## What the exercise asks
Reproduce the material in full, unchanged.

[start]

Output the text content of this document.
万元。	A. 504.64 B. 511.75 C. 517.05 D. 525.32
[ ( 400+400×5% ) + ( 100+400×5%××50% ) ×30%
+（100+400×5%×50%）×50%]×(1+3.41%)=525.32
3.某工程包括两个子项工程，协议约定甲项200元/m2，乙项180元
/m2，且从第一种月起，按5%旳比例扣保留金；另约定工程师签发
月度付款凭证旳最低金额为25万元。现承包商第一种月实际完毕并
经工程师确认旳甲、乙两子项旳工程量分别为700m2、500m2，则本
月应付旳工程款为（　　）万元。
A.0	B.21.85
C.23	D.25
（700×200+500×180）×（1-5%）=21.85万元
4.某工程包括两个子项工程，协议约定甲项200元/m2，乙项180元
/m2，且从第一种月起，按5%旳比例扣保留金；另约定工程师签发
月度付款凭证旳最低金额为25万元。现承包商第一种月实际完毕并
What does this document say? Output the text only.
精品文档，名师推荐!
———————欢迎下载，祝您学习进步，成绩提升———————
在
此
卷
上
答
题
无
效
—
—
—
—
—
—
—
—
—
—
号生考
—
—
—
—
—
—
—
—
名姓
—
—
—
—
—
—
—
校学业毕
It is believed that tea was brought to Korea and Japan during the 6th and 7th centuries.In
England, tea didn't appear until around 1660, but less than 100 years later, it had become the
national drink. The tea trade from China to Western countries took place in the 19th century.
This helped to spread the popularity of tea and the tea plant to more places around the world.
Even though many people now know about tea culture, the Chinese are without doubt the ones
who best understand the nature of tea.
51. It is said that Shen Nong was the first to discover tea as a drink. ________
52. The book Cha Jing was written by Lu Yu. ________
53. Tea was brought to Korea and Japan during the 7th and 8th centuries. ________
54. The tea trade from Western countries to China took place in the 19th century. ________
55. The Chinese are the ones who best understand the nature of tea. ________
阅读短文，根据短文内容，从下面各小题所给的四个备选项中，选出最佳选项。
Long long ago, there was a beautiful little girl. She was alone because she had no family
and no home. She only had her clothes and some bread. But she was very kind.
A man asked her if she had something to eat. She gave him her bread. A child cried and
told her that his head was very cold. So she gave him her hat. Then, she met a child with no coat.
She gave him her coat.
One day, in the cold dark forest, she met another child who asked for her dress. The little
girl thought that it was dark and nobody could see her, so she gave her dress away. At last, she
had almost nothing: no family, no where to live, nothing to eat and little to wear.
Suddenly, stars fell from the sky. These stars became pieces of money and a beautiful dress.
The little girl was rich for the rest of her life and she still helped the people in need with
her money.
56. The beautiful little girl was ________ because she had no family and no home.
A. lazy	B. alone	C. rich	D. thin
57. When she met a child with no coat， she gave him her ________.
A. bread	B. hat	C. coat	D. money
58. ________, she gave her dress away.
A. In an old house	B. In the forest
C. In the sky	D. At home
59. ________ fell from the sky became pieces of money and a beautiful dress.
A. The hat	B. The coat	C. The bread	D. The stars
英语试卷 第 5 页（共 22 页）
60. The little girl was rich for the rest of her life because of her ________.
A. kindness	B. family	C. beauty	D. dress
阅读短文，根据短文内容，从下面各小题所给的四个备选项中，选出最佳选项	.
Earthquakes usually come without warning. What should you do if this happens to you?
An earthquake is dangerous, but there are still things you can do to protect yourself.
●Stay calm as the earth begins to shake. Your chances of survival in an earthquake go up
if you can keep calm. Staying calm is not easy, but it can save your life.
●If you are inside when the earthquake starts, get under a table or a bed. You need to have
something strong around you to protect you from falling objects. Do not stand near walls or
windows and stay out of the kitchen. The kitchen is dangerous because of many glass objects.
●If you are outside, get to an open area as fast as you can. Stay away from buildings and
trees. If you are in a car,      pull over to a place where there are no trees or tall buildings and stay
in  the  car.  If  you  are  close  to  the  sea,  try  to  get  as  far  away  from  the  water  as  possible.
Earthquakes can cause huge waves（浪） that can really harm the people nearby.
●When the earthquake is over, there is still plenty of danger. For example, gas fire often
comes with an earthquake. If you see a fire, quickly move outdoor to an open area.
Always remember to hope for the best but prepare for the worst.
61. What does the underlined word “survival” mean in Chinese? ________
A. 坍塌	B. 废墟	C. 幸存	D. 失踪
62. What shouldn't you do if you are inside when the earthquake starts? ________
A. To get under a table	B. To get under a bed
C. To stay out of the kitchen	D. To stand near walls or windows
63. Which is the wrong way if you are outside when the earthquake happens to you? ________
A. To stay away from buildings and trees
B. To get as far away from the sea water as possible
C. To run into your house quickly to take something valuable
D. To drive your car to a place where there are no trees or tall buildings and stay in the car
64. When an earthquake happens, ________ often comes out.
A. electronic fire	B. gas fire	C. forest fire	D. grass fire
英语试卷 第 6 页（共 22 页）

[end]

## Answer to the task
Output the text content of this document.
万元。	A. 504.64 B. 511.75 C. 517.05 D. 525.32
[ ( 400+400×5% ) + ( 100+400×5%××50% ) ×30%
+（100+400×5%×50%）×50%]×(1+3.41%)=525.32
3.某工程包括两个子项工程，协议约定甲项200元/m2，乙项180元
/m2，且从第一种月起，按5%旳比例扣保留金；另约定工程师签发
月度付款凭证旳最低金额为25万元。现承包商第一种月实际完毕并
经工程师确认旳甲、乙两子项旳工程量分别为700m2、500m2，则本
月应付旳工程款为（　　）万元。
A.0	B.21.85
C.23	D.25
（700×200+500×180）×（1-5%）=21.85万元
4.某工程包括两个子项工程，协议约定甲项200元/m2，乙项180元
/m2，且从第一种月起，按5%旳比例扣保留金；另约定工程师签发
月度付款凭证旳最低金额为25万元。现承包商第一种月实际完毕并
What does this document say? Output the text only.
精品文档，名师推荐!
———————欢迎下载，祝您学习进步，成绩提升———————
在
此
卷
上
答
题
无
效
—
—
—
—
—
—
—
—
—
—
号生考
—
—
—
—
—
—
—
—
名姓
—
—
—
—
—
—
—
校学业毕
It is believed that tea was brought to Korea and Japan during the 6th and 7th centuries.In
England, tea didn't appear until around 1660, but less than 100 years later, it had become the
national drink. The tea trade from China to Western countries took place in the 19th century.
This helped to spread the popularity of tea and the tea plant to more places around the world.
Even though many people now know about tea culture, the Chinese are without doubt the ones
who best understand the nature of tea.
51. It is said that Shen Nong was the first to discover tea as a drink. ________
52. The book Cha Jing was written by Lu Yu. ________
53. Tea was brought to Korea and Japan during the 7th and 8th centuries. ________
54. The tea trade from Western countries to China took place in the 19th century. ________
55. The Chinese are the ones who best understand the nature of tea. ________
阅读短文，根据短文内容，从下面各小题所给的四个备选项中，选出最佳选项。
Long long ago, there was a beautiful little girl. She was alone because she had no family
and no home. She only had her clothes and some bread. But she was very kind.
A man asked her if she had something to eat. She gave him her bread. A child cried and
told her that his head was very cold. So she gave him her hat. Then, she met a child with no coat.
She gave him her coat.
One day, in the cold dark forest, she met another child who asked for her dress. The little
girl thought that it was dark and nobody could see her, so she gave her dress away. At last, she
had almost nothing: no family, no where to live, nothing to eat and little to wear.
Suddenly, stars fell from the sky. These stars became pieces of money and a beautiful dress.
The little girl was rich for the rest of her life and she still helped the people in need with
her money.
56. The beautiful little girl was ________ because she had no family and no home.
A. lazy	B. alone	C. rich	D. thin
57. When she met a child with no coat， she gave him her ________.
A. bread	B. hat	C. coat	D. money
58. ________, she gave her dress away.
A. In an old house	B. In the forest
C. In the sky	D. At home
59. ________ fell from the sky became pieces of money and a beautiful dress.
A. The hat	B. The coat	C. The bread	D. The stars
英语试卷 第 5 页（共 22 页）
60. The little girl was rich for the rest of her life because of her ________.
A. kindness	B. family	C. beauty	D. dress
阅读短文，根据短文内容，从下面各小题所给的四个备选项中，选出最佳选项	.
Earthquakes usually come without warning. What should you do if this happens to you?
An earthquake is dangerous, but there are still things you can do to protect yourself.
●Stay calm as the earth begins to shake. Your chances of survival in an earthquake go up
if you can keep calm. Staying calm is not easy, but it can save your life.
●If you are inside when the earthquake starts, get under a table or a bed. You need to have
something strong around you to protect you from falling objects. Do not stand near walls or
windows and stay out of the kitchen. The kitchen is dangerous because of many glass objects.
●If you are outside, get to an open area as fast as you can. Stay away from buildings and
trees. If you are in a car,      pull over to a place where there are no trees or tall buildings and stay
in  the  car.  If  you  are  close  to  the  sea,  try  to  get  as  far  away  from  the  water  as  possible.
Earthquakes can cause huge waves（浪） that can really harm the people nearby.
●When the earthquake is over, there is still plenty of danger. For example, gas fire often
comes with an earthquake. If you see a fire, quickly move outdoor to an open area.
Always remember to hope for the best but prepare for the worst.
61. What does the underlined word “survival” mean in Chinese? ________
A. 坍塌	B. 废墟	C. 幸存	D. 失踪
62. What shouldn't you do if you are inside when the earthquake starts? ________
A. To get under a table	B. To get under a bed
C. To stay out of the kitchen	D. To stand near walls or windows
63. Which is the wrong way if you are outside when the earthquake happens to you? ________
A. To stay away from buildings and trees
B. To get as far away from the sea water as possible
C. To run into your house quickly to take something valuable
D. To drive your car to a place where there are no trees or tall buildings and stay in the car
64. When an earthquake happens, ________ often comes out.
A. electronic fire	B. gas fire	C. forest fire	D. grass fire
英语试卷 第 6 页（共 22 页）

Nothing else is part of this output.